### Rows from a figure dataset

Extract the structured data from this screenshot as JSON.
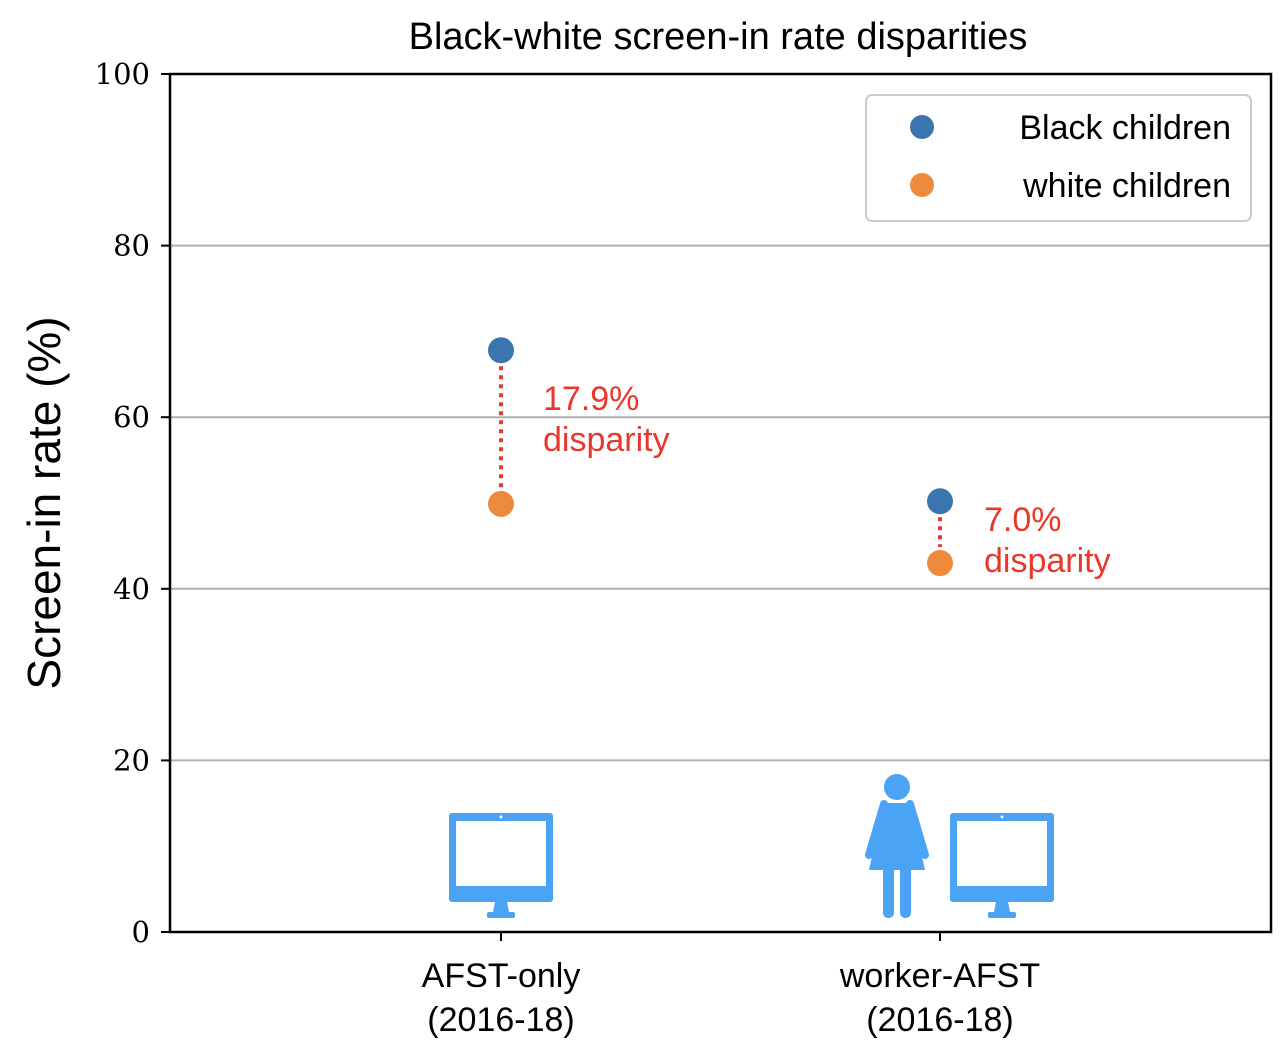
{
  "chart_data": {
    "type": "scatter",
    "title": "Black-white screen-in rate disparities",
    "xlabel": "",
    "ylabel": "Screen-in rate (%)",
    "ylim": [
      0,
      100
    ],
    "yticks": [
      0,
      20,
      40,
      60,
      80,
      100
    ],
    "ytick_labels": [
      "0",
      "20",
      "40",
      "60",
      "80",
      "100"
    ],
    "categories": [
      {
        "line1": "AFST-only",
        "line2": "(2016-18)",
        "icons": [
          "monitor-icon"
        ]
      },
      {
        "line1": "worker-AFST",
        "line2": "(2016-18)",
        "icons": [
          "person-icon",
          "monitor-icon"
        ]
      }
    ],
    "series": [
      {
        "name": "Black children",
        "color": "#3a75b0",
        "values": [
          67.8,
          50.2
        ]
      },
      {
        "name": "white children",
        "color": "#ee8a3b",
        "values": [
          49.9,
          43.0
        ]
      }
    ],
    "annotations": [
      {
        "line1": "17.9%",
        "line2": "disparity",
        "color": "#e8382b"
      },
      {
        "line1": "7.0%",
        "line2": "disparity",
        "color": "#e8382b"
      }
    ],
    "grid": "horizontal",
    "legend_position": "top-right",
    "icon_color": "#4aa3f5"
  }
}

...

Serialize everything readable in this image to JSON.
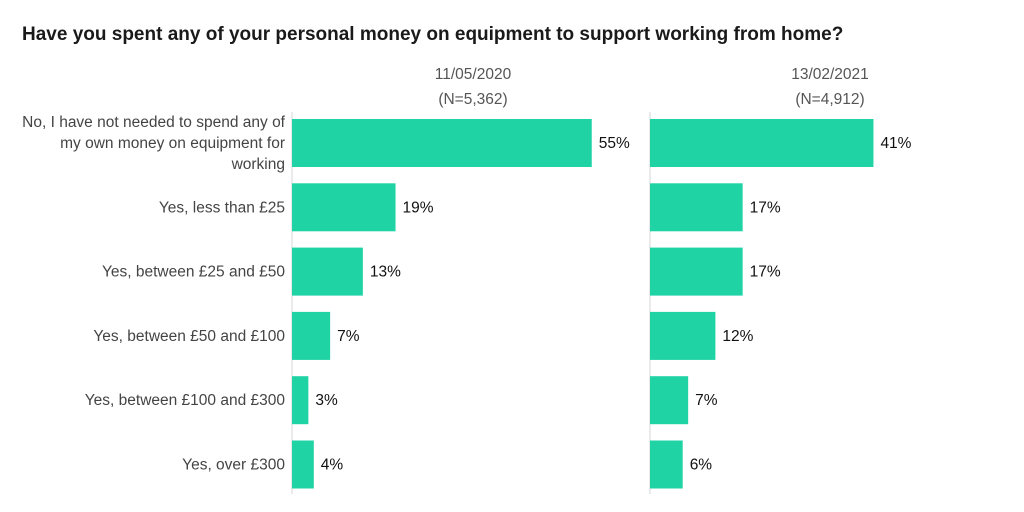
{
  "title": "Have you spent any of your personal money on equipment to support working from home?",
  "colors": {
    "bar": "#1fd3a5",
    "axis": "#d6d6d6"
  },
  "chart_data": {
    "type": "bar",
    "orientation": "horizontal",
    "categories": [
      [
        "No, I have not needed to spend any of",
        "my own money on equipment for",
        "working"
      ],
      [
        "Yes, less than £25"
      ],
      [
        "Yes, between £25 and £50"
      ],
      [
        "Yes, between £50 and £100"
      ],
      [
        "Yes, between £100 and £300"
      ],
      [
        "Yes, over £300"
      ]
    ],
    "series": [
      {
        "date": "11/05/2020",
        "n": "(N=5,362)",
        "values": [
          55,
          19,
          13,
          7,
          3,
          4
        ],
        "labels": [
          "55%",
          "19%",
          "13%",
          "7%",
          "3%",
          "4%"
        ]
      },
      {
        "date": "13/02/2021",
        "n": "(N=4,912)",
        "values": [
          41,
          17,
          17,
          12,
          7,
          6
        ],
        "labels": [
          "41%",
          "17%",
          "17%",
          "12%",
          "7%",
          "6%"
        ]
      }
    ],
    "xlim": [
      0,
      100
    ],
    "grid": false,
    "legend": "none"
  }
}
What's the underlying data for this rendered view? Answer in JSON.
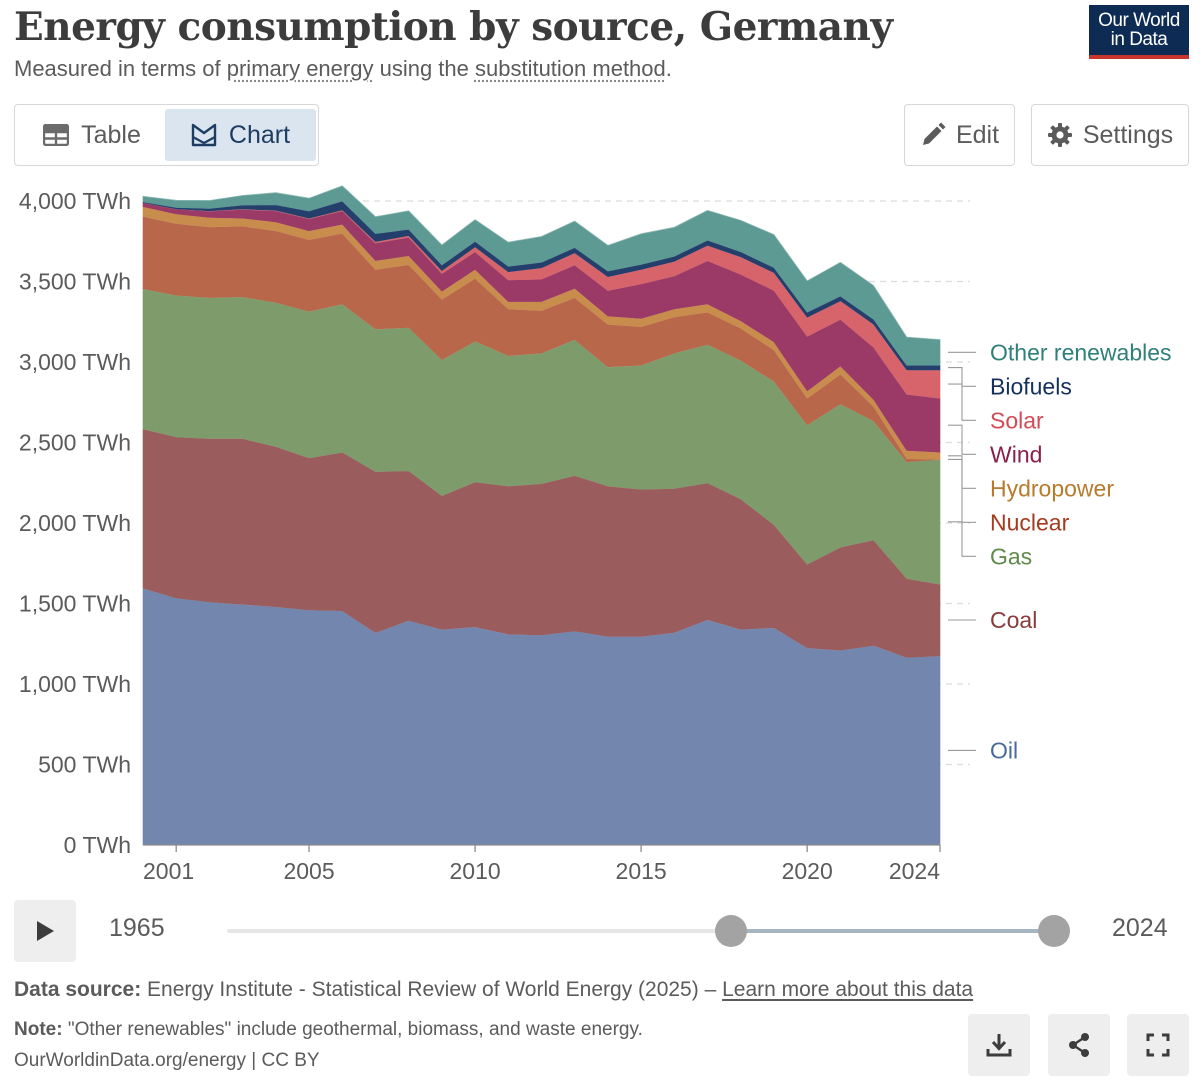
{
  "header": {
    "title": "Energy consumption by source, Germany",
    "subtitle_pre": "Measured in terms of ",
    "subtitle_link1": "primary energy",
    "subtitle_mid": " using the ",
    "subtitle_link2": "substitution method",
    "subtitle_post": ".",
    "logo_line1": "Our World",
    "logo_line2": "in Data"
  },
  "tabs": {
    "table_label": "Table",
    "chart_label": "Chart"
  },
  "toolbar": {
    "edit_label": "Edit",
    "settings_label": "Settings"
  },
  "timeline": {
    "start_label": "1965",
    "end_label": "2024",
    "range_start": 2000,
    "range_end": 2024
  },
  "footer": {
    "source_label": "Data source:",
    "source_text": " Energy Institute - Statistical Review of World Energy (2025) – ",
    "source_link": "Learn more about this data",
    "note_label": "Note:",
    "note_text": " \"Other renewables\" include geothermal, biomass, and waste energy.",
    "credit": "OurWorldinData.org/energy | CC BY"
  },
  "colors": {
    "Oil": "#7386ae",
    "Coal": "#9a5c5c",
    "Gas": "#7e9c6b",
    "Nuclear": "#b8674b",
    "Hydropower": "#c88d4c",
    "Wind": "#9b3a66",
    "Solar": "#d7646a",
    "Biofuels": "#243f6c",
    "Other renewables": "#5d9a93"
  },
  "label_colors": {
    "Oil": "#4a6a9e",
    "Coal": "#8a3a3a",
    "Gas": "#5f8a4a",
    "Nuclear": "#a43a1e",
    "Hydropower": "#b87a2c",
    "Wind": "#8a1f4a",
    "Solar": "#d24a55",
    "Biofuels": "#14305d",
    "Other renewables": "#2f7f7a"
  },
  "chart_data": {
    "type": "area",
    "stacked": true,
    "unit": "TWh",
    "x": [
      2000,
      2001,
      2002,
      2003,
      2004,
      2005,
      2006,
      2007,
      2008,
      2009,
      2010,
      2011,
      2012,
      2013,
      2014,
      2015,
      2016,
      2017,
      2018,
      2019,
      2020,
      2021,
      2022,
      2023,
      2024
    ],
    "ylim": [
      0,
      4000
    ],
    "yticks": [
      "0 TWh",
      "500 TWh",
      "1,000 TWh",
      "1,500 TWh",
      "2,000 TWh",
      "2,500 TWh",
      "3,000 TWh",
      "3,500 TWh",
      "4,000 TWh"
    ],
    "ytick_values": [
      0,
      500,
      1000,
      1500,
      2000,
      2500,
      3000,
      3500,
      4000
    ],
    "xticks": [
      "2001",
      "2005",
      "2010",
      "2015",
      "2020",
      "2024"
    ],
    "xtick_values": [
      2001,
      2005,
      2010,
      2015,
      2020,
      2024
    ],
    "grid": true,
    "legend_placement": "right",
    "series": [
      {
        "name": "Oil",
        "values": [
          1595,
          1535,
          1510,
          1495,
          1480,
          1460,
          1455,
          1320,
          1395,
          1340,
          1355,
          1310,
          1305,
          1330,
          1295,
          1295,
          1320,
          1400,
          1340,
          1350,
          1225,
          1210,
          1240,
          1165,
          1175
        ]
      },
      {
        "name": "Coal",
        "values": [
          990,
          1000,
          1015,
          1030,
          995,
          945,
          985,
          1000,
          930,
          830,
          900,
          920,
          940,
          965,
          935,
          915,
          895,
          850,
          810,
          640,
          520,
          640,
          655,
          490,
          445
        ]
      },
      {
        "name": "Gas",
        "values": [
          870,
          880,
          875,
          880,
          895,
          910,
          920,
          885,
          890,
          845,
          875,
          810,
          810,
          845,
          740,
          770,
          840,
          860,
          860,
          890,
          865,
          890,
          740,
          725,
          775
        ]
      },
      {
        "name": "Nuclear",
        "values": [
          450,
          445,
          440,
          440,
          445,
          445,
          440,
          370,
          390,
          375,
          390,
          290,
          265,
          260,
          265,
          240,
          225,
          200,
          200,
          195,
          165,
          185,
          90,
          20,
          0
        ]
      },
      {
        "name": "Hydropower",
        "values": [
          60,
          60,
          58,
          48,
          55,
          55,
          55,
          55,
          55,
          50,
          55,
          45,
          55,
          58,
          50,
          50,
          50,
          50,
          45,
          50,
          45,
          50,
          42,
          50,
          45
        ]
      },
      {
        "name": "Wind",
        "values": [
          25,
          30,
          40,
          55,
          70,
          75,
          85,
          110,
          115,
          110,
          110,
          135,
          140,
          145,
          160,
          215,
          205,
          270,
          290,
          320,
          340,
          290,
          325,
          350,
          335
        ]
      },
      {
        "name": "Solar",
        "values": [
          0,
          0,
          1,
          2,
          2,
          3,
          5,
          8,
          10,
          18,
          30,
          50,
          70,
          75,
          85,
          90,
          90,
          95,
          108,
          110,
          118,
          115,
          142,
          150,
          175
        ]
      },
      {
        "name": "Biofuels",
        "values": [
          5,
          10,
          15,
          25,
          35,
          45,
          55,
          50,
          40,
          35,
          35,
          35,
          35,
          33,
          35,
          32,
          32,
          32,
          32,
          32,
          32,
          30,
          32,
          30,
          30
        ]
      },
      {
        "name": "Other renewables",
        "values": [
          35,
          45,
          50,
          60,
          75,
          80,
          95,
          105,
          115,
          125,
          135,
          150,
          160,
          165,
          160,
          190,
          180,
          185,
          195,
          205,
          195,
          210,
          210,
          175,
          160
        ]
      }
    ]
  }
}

...

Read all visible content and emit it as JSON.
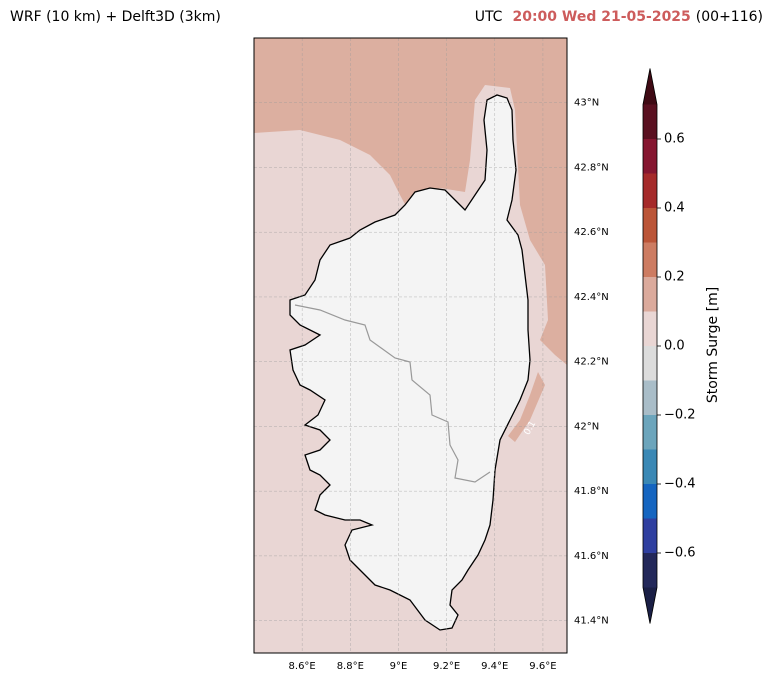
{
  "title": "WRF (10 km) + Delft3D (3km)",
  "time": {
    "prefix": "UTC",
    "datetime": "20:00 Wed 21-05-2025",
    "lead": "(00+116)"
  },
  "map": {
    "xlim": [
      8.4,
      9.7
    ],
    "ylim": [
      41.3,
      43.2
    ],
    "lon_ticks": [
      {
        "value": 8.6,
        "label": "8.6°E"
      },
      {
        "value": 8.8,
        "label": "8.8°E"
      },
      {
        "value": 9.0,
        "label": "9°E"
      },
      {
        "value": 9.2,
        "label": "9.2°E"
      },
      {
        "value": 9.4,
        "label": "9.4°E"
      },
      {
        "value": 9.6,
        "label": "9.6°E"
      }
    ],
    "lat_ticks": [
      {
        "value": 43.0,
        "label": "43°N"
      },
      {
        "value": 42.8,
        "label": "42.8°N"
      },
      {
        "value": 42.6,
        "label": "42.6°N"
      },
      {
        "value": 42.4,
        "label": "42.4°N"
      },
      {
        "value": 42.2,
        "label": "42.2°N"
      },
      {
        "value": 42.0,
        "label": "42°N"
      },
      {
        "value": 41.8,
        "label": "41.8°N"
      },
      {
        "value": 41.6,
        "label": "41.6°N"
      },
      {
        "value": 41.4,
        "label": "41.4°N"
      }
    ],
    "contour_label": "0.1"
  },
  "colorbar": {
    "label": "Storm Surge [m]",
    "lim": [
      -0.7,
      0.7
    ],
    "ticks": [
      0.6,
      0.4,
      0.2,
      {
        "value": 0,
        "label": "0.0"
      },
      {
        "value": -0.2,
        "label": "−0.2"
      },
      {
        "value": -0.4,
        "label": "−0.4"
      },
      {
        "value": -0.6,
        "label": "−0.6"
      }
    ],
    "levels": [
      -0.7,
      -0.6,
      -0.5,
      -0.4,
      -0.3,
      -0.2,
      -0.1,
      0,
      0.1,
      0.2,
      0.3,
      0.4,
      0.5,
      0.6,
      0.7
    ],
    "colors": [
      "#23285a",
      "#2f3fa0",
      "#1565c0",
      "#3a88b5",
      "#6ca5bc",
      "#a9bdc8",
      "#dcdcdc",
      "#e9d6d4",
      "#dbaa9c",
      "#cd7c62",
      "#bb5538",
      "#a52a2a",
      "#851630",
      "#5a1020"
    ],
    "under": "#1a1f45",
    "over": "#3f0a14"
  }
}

### Your objective
Find each line holding the string "equipment" and copy it out.

### Solution
  "title": "Have you spent any of your personal money on equipment to support working from home?",
        "my own money on equipment for",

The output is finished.